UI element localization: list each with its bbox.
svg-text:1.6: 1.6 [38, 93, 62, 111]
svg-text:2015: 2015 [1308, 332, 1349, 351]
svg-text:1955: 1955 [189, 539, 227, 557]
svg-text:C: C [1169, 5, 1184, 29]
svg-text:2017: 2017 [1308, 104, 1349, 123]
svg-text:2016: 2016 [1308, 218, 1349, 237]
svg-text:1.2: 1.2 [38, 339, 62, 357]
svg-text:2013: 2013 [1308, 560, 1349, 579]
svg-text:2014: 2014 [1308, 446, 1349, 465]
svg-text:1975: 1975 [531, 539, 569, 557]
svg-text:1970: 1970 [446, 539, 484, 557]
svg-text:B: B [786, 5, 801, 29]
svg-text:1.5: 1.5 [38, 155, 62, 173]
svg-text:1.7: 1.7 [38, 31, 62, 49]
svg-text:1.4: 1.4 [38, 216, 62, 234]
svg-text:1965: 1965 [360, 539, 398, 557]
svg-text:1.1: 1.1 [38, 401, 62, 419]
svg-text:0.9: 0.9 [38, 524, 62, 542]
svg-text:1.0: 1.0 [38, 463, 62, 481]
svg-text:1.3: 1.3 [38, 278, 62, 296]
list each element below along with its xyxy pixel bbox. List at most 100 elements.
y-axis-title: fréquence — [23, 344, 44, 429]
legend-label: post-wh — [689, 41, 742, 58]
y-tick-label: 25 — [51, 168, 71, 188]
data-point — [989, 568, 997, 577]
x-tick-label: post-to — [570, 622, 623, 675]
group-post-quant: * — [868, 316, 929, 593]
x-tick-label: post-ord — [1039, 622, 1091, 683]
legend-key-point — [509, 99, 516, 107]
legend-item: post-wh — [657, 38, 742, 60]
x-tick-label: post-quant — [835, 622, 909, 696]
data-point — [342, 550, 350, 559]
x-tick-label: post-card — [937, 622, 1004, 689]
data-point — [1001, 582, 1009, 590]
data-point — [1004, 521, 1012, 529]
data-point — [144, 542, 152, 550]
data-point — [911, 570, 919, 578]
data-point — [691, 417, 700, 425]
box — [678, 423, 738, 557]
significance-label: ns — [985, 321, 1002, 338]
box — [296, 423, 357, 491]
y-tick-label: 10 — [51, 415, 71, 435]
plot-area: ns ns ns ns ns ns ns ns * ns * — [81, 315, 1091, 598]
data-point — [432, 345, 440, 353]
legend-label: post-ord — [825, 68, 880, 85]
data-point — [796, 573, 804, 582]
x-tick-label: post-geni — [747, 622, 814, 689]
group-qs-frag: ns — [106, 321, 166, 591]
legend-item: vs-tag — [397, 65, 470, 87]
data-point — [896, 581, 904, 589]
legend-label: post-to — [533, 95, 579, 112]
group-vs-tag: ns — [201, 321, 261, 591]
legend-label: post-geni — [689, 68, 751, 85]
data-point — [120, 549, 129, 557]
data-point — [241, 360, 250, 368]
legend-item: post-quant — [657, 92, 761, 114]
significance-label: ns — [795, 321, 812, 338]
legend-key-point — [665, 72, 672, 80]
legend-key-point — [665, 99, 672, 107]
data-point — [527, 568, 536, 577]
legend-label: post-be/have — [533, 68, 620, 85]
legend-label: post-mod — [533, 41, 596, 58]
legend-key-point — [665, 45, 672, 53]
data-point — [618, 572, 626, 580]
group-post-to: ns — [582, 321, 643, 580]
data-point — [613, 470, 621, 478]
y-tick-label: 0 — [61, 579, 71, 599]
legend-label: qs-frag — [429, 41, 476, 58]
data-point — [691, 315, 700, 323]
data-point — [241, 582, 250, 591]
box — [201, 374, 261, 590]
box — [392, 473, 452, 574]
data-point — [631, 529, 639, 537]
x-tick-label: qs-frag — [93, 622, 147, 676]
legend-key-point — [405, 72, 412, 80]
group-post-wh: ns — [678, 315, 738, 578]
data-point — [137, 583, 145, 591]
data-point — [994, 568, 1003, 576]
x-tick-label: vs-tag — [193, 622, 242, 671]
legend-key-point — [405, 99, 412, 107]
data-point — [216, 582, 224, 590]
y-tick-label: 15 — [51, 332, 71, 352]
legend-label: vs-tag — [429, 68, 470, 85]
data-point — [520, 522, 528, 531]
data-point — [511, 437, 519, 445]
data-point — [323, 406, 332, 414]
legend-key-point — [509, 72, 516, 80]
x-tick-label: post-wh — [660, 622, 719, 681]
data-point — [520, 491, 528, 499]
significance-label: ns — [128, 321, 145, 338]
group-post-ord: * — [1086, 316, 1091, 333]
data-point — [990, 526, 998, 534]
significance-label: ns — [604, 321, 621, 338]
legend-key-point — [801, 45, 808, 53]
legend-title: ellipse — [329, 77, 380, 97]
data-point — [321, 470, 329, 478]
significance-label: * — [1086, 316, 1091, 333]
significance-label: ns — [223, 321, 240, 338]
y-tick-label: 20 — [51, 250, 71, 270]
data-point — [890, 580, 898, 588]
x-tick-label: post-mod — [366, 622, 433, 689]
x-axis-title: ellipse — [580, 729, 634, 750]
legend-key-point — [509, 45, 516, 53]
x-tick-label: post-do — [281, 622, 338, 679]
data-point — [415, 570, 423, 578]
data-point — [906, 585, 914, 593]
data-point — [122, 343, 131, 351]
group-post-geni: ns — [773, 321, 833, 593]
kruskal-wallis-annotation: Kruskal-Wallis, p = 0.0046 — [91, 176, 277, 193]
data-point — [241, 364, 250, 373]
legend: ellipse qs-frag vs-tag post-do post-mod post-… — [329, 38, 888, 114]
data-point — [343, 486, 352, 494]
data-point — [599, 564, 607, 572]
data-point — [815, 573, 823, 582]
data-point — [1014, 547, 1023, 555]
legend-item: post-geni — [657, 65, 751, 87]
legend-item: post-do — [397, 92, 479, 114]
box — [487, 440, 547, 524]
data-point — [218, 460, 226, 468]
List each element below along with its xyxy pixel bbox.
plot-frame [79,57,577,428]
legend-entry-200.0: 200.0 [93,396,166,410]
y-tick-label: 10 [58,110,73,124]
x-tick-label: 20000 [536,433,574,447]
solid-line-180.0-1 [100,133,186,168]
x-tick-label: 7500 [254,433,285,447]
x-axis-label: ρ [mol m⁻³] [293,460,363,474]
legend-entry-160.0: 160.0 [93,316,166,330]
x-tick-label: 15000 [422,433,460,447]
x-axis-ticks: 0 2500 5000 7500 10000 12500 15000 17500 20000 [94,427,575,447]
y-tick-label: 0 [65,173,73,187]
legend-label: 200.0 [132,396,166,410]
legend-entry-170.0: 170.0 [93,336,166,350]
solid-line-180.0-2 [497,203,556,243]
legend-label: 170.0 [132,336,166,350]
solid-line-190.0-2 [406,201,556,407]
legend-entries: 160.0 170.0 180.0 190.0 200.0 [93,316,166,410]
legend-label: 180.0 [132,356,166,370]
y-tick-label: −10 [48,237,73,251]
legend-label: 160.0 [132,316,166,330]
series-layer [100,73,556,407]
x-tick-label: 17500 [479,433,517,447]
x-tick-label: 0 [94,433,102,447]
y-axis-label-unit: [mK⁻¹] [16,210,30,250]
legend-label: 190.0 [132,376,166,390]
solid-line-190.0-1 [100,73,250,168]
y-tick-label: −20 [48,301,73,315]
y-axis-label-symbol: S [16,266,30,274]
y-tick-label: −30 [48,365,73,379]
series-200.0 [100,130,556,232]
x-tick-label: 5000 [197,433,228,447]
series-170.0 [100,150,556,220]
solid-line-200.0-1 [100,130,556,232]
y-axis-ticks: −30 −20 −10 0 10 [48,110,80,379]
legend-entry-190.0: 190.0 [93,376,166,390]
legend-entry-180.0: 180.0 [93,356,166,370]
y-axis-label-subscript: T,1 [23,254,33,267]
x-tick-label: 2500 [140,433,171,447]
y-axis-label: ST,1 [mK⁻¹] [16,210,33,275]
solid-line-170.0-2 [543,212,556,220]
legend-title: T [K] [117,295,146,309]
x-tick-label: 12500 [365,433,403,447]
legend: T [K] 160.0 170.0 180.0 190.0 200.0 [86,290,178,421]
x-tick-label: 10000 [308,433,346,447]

========

### AIM OF THE EXERCISE:
Pull out every line in the records above that contains the string "geni".

### RESULT OF THIS TASK:
x-tick-label: post-geni — [747, 622, 814, 689]
legend-label: post-geni — [689, 68, 751, 85]
group-post-geni: ns — [773, 321, 833, 593]
legend-item: post-geni — [657, 65, 751, 87]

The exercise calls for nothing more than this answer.